(Dataset items)
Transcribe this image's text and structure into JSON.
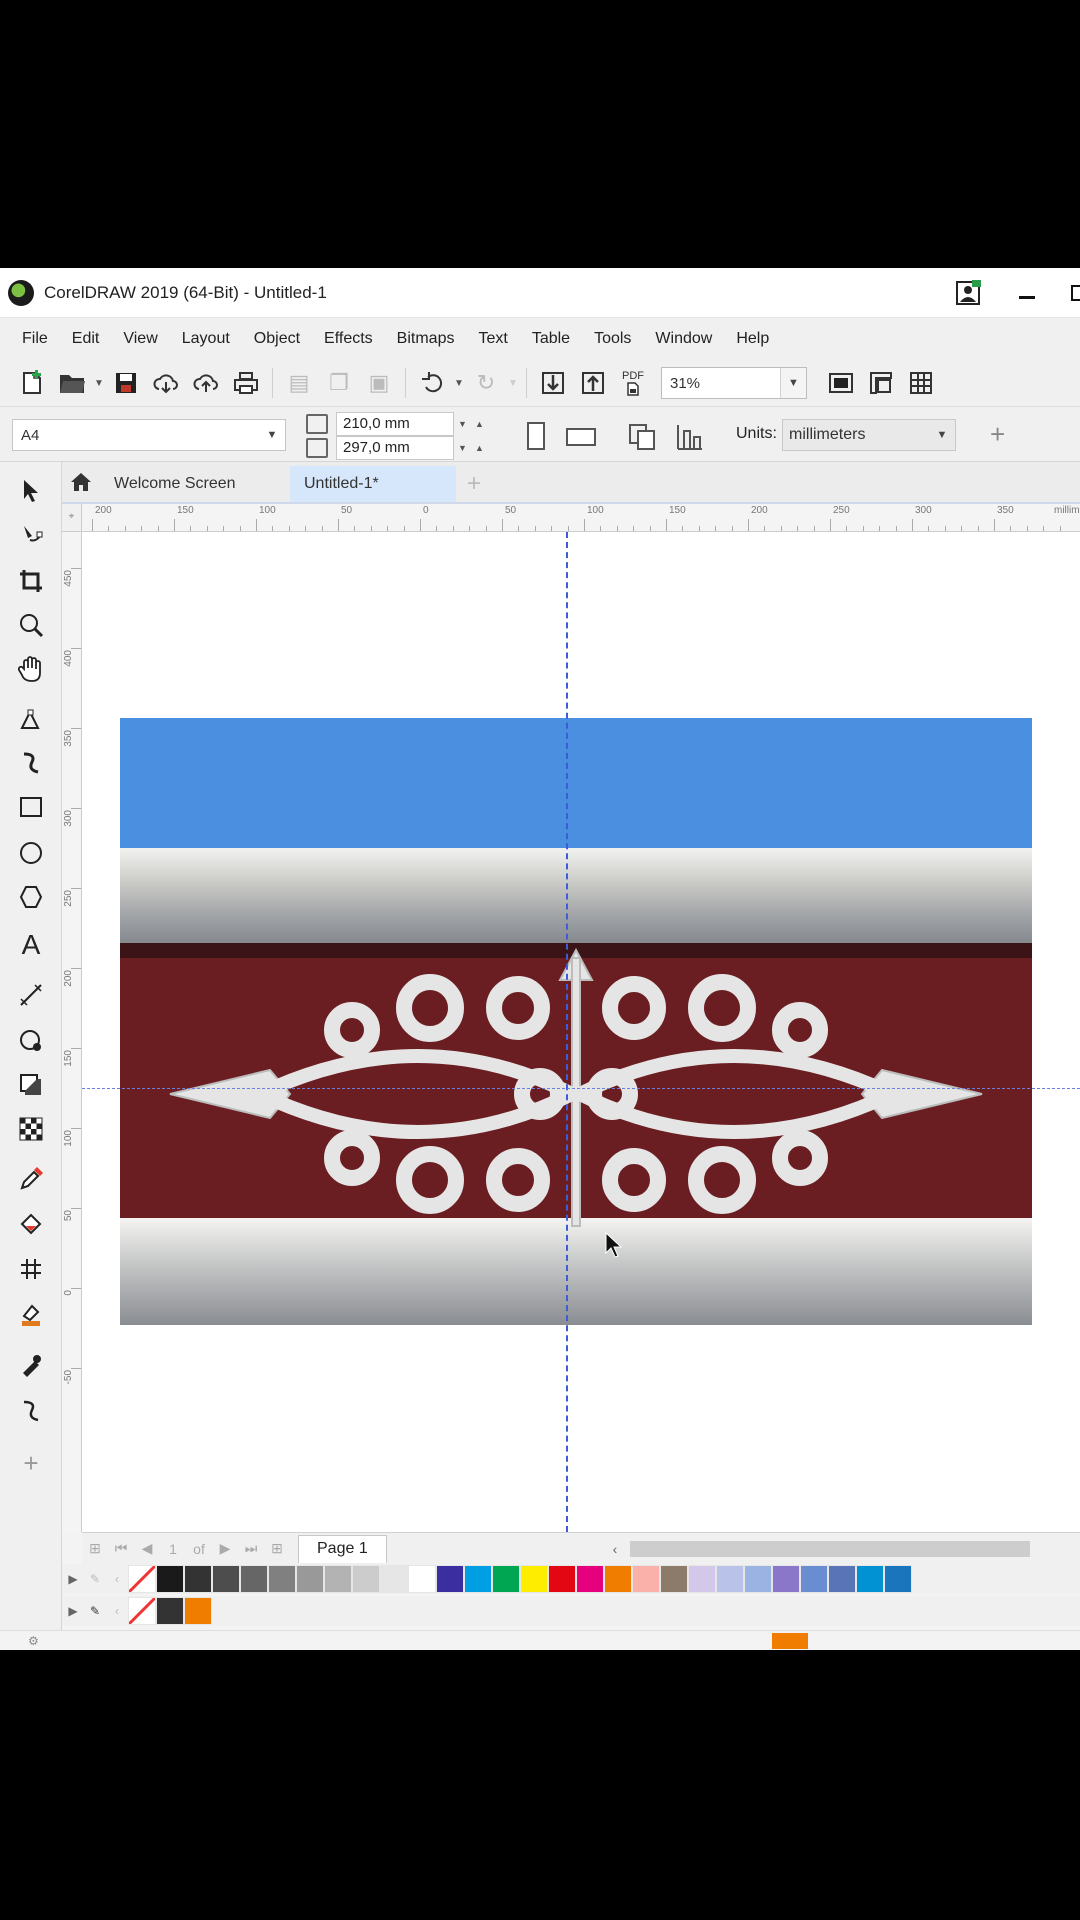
{
  "window": {
    "title": "CorelDRAW 2019 (64-Bit) - Untitled-1"
  },
  "menu": [
    "File",
    "Edit",
    "View",
    "Layout",
    "Object",
    "Effects",
    "Bitmaps",
    "Text",
    "Table",
    "Tools",
    "Window",
    "Help"
  ],
  "toolbar": {
    "pdf_label": "PDF",
    "zoom_value": "31%"
  },
  "property_bar": {
    "page_size": "A4",
    "width": "210,0 mm",
    "height": "297,0 mm",
    "units_label": "Units:",
    "units_value": "millimeters"
  },
  "tabs": {
    "welcome": "Welcome Screen",
    "document": "Untitled-1*",
    "add": "+"
  },
  "ruler": {
    "h_labels": [
      "200",
      "150",
      "100",
      "50",
      "0",
      "50",
      "100",
      "150",
      "200",
      "250",
      "300",
      "350"
    ],
    "h_unit": "millimeters",
    "v_labels": [
      "450",
      "400",
      "350",
      "300",
      "250",
      "200",
      "150",
      "100",
      "50",
      "0",
      "-50"
    ]
  },
  "page_nav": {
    "current": "1",
    "of_label": "of",
    "page_tab": "Page 1"
  },
  "palette_colors": [
    "#1a1a1a",
    "#333333",
    "#4d4d4d",
    "#666666",
    "#808080",
    "#999999",
    "#b3b3b3",
    "#cccccc",
    "#e6e6e6",
    "#ffffff",
    "#3a2ea0",
    "#009fe3",
    "#00a651",
    "#ffed00",
    "#e30613",
    "#e6007e",
    "#f07d00",
    "#f9b1a9",
    "#8c7b6b",
    "#d4c8ea",
    "#b9c3ea",
    "#9bb3e3",
    "#8b77c9",
    "#6a8dd1",
    "#5a74b8",
    "#0092d2",
    "#1b75bc"
  ],
  "document_palette": [
    "#333333",
    "#f07d00"
  ],
  "colors": {
    "sky": "#4a8fe0",
    "wall": "#6b1e22",
    "ornament": "#e5e5e5",
    "guide": "#3b5ed8",
    "tab_active": "#d6e6fb"
  }
}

**THE PROBLEM:** The records above need to be given again exactly. Omit the pictures.

**EXERCISE ANSWER:**
Transcribe this image's text and structure into JSON.
{
  "window": {
    "title": "CorelDRAW 2019 (64-Bit) - Untitled-1"
  },
  "menu": [
    "File",
    "Edit",
    "View",
    "Layout",
    "Object",
    "Effects",
    "Bitmaps",
    "Text",
    "Table",
    "Tools",
    "Window",
    "Help"
  ],
  "toolbar": {
    "pdf_label": "PDF",
    "zoom_value": "31%"
  },
  "property_bar": {
    "page_size": "A4",
    "width": "210,0 mm",
    "height": "297,0 mm",
    "units_label": "Units:",
    "units_value": "millimeters"
  },
  "tabs": {
    "welcome": "Welcome Screen",
    "document": "Untitled-1*",
    "add": "+"
  },
  "ruler": {
    "h_labels": [
      "200",
      "150",
      "100",
      "50",
      "0",
      "50",
      "100",
      "150",
      "200",
      "250",
      "300",
      "350"
    ],
    "h_unit": "millimeters",
    "v_labels": [
      "450",
      "400",
      "350",
      "300",
      "250",
      "200",
      "150",
      "100",
      "50",
      "0",
      "-50"
    ]
  },
  "page_nav": {
    "current": "1",
    "of_label": "of",
    "page_tab": "Page 1"
  },
  "palette_colors": [
    "#1a1a1a",
    "#333333",
    "#4d4d4d",
    "#666666",
    "#808080",
    "#999999",
    "#b3b3b3",
    "#cccccc",
    "#e6e6e6",
    "#ffffff",
    "#3a2ea0",
    "#009fe3",
    "#00a651",
    "#ffed00",
    "#e30613",
    "#e6007e",
    "#f07d00",
    "#f9b1a9",
    "#8c7b6b",
    "#d4c8ea",
    "#b9c3ea",
    "#9bb3e3",
    "#8b77c9",
    "#6a8dd1",
    "#5a74b8",
    "#0092d2",
    "#1b75bc"
  ],
  "document_palette": [
    "#333333",
    "#f07d00"
  ],
  "colors": {
    "sky": "#4a8fe0",
    "wall": "#6b1e22",
    "ornament": "#e5e5e5",
    "guide": "#3b5ed8",
    "tab_active": "#d6e6fb"
  }
}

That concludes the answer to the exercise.